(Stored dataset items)
/---

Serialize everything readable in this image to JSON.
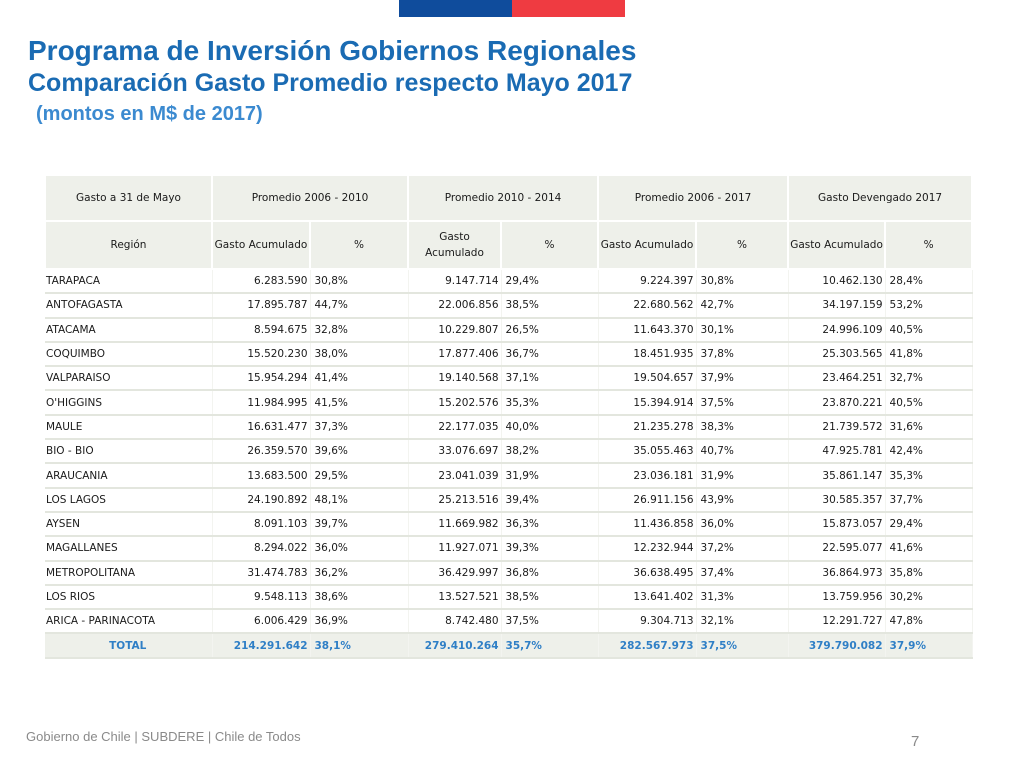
{
  "colors": {
    "flag_blue": "#0f4c9c",
    "flag_red": "#ef3b41",
    "title": "#1a6bb3",
    "total_text": "#2f7fc6",
    "header_bg": "#eef0ea"
  },
  "title": "Programa de Inversión Gobiernos Regionales",
  "subtitle": "Comparación Gasto Promedio respecto Mayo 2017",
  "note": "(montos en M$ de 2017)",
  "table": {
    "group_headers": [
      "Gasto a 31 de Mayo",
      "Promedio 2006 - 2010",
      "Promedio 2010 - 2014",
      "Promedio 2006 - 2017",
      "Gasto Devengado 2017"
    ],
    "sub_headers": [
      "Región",
      "Gasto Acumulado",
      "%",
      "Gasto Acumulado",
      "%",
      "Gasto Acumulado",
      "%",
      "Gasto Acumulado",
      "%"
    ],
    "rows": [
      [
        "TARAPACA",
        "6.283.590",
        "30,8%",
        "9.147.714",
        "29,4%",
        "9.224.397",
        "30,8%",
        "10.462.130",
        "28,4%"
      ],
      [
        "ANTOFAGASTA",
        "17.895.787",
        "44,7%",
        "22.006.856",
        "38,5%",
        "22.680.562",
        "42,7%",
        "34.197.159",
        "53,2%"
      ],
      [
        "ATACAMA",
        "8.594.675",
        "32,8%",
        "10.229.807",
        "26,5%",
        "11.643.370",
        "30,1%",
        "24.996.109",
        "40,5%"
      ],
      [
        "COQUIMBO",
        "15.520.230",
        "38,0%",
        "17.877.406",
        "36,7%",
        "18.451.935",
        "37,8%",
        "25.303.565",
        "41,8%"
      ],
      [
        "VALPARAISO",
        "15.954.294",
        "41,4%",
        "19.140.568",
        "37,1%",
        "19.504.657",
        "37,9%",
        "23.464.251",
        "32,7%"
      ],
      [
        "O'HIGGINS",
        "11.984.995",
        "41,5%",
        "15.202.576",
        "35,3%",
        "15.394.914",
        "37,5%",
        "23.870.221",
        "40,5%"
      ],
      [
        "MAULE",
        "16.631.477",
        "37,3%",
        "22.177.035",
        "40,0%",
        "21.235.278",
        "38,3%",
        "21.739.572",
        "31,6%"
      ],
      [
        "BIO - BIO",
        "26.359.570",
        "39,6%",
        "33.076.697",
        "38,2%",
        "35.055.463",
        "40,7%",
        "47.925.781",
        "42,4%"
      ],
      [
        "ARAUCANIA",
        "13.683.500",
        "29,5%",
        "23.041.039",
        "31,9%",
        "23.036.181",
        "31,9%",
        "35.861.147",
        "35,3%"
      ],
      [
        "LOS LAGOS",
        "24.190.892",
        "48,1%",
        "25.213.516",
        "39,4%",
        "26.911.156",
        "43,9%",
        "30.585.357",
        "37,7%"
      ],
      [
        "AYSEN",
        "8.091.103",
        "39,7%",
        "11.669.982",
        "36,3%",
        "11.436.858",
        "36,0%",
        "15.873.057",
        "29,4%"
      ],
      [
        "MAGALLANES",
        "8.294.022",
        "36,0%",
        "11.927.071",
        "39,3%",
        "12.232.944",
        "37,2%",
        "22.595.077",
        "41,6%"
      ],
      [
        "METROPOLITANA",
        "31.474.783",
        "36,2%",
        "36.429.997",
        "36,8%",
        "36.638.495",
        "37,4%",
        "36.864.973",
        "35,8%"
      ],
      [
        "LOS RIOS",
        "9.548.113",
        "38,6%",
        "13.527.521",
        "38,5%",
        "13.641.402",
        "31,3%",
        "13.759.956",
        "30,2%"
      ],
      [
        "ARICA - PARINACOTA",
        "6.006.429",
        "36,9%",
        "8.742.480",
        "37,5%",
        "9.304.713",
        "32,1%",
        "12.291.727",
        "47,8%"
      ]
    ],
    "total": [
      "TOTAL",
      "214.291.642",
      "38,1%",
      "279.410.264",
      "35,7%",
      "282.567.973",
      "37,5%",
      "379.790.082",
      "37,9%"
    ]
  },
  "footer": {
    "text": "Gobierno de Chile | SUBDERE | Chile de Todos",
    "page_number": "7"
  }
}
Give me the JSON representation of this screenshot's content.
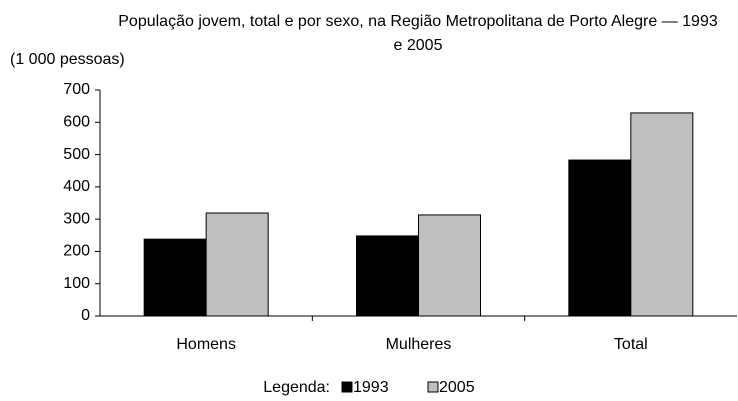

\---

◆ **Challenge**: Each line with the string "this" in it needs to be found and copied.

◆ **Exercise output**:
Serialize everything readable in this image to JSON.
Give me the JSON representation of this screenshot's content.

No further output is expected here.